## INSTRUCTIONS TO FOLLOW
Leave every picture out and write out the records below exactly.

## BEGIN

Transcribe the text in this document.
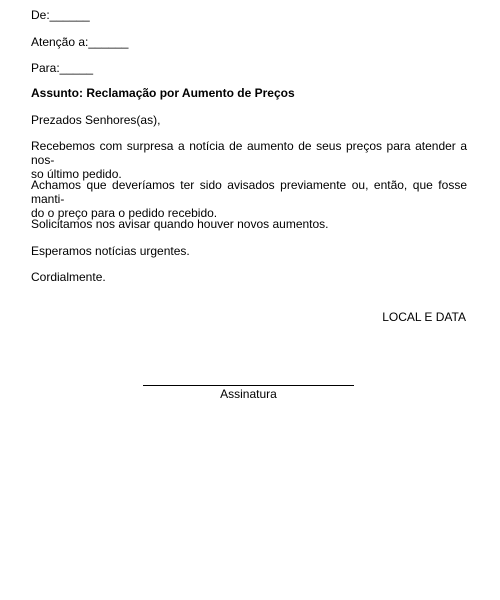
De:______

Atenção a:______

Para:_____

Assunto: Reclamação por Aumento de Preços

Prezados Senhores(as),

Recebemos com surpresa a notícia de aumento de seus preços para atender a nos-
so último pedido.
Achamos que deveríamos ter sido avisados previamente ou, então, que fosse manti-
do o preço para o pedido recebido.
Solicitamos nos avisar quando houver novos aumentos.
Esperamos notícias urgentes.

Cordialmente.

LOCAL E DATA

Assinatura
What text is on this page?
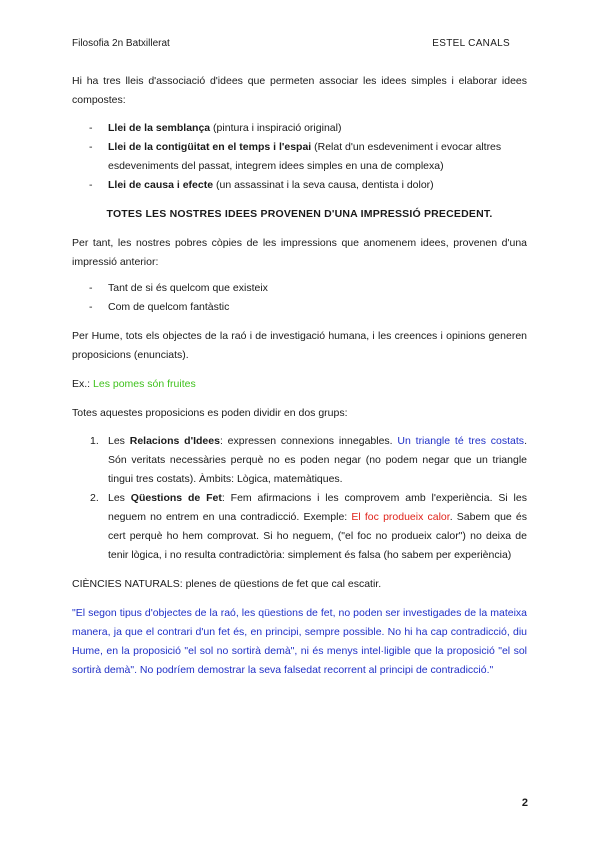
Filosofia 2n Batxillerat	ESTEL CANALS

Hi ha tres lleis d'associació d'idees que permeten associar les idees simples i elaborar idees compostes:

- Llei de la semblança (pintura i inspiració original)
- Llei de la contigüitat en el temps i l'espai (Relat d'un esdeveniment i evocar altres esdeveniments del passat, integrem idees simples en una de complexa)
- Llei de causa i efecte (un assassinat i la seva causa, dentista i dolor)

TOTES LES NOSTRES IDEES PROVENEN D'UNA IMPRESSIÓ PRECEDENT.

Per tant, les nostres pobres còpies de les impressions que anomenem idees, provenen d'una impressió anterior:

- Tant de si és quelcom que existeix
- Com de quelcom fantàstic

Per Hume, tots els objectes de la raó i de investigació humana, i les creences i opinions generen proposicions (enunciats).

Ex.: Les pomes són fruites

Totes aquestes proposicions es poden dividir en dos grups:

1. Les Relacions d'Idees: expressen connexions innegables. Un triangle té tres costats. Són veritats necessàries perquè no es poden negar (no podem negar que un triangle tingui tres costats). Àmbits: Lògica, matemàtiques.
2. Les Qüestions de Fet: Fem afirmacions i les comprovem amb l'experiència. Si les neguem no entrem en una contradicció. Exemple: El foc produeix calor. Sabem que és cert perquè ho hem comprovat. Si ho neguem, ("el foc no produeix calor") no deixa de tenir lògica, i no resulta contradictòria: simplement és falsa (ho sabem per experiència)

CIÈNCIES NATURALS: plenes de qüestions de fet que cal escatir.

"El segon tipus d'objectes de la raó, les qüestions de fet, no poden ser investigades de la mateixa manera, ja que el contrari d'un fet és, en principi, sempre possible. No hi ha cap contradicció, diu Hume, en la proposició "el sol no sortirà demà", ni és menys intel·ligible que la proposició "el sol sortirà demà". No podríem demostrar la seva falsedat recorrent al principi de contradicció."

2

## END

## OUTPUT FOR THIS TASK
Transcribe the text in this document.
De:______

Atenção a:______

Para:_____

Assunto: Reclamação por Aumento de Preços

Prezados Senhores(as),

Recebemos com surpresa a notícia de aumento de seus preços para atender a nos-
so último pedido.
Achamos que deveríamos ter sido avisados previamente ou, então, que fosse manti-
do o preço para o pedido recebido.
Solicitamos nos avisar quando houver novos aumentos.
Esperamos notícias urgentes.

Cordialmente.

LOCAL E DATA

Assinatura
What text is on this page?
Filosofia 2n Batxillerat	ESTEL CANALS

Hi ha tres lleis d'associació d'idees que permeten associar les idees simples i elaborar idees compostes:

- Llei de la semblança (pintura i inspiració original)
- Llei de la contigüitat en el temps i l'espai (Relat d'un esdeveniment i evocar altres esdeveniments del passat, integrem idees simples en una de complexa)
- Llei de causa i efecte (un assassinat i la seva causa, dentista i dolor)

TOTES LES NOSTRES IDEES PROVENEN D'UNA IMPRESSIÓ PRECEDENT.

Per tant, les nostres pobres còpies de les impressions que anomenem idees, provenen d'una impressió anterior:

- Tant de si és quelcom que existeix
- Com de quelcom fantàstic

Per Hume, tots els objectes de la raó i de investigació humana, i les creences i opinions generen proposicions (enunciats).

Ex.: Les pomes són fruites

Totes aquestes proposicions es poden dividir en dos grups:

1. Les Relacions d'Idees: expressen connexions innegables. Un triangle té tres costats. Són veritats necessàries perquè no es poden negar (no podem negar que un triangle tingui tres costats). Àmbits: Lògica, matemàtiques.
2. Les Qüestions de Fet: Fem afirmacions i les comprovem amb l'experiència. Si les neguem no entrem en una contradicció. Exemple: El foc produeix calor. Sabem que és cert perquè ho hem comprovat. Si ho neguem, ("el foc no produeix calor") no deixa de tenir lògica, i no resulta contradictòria: simplement és falsa (ho sabem per experiència)

CIÈNCIES NATURALS: plenes de qüestions de fet que cal escatir.

"El segon tipus d'objectes de la raó, les qüestions de fet, no poden ser investigades de la mateixa manera, ja que el contrari d'un fet és, en principi, sempre possible. No hi ha cap contradicció, diu Hume, en la proposició "el sol no sortirà demà", ni és menys intel·ligible que la proposició "el sol sortirà demà". No podríem demostrar la seva falsedat recorrent al principi de contradicció."

2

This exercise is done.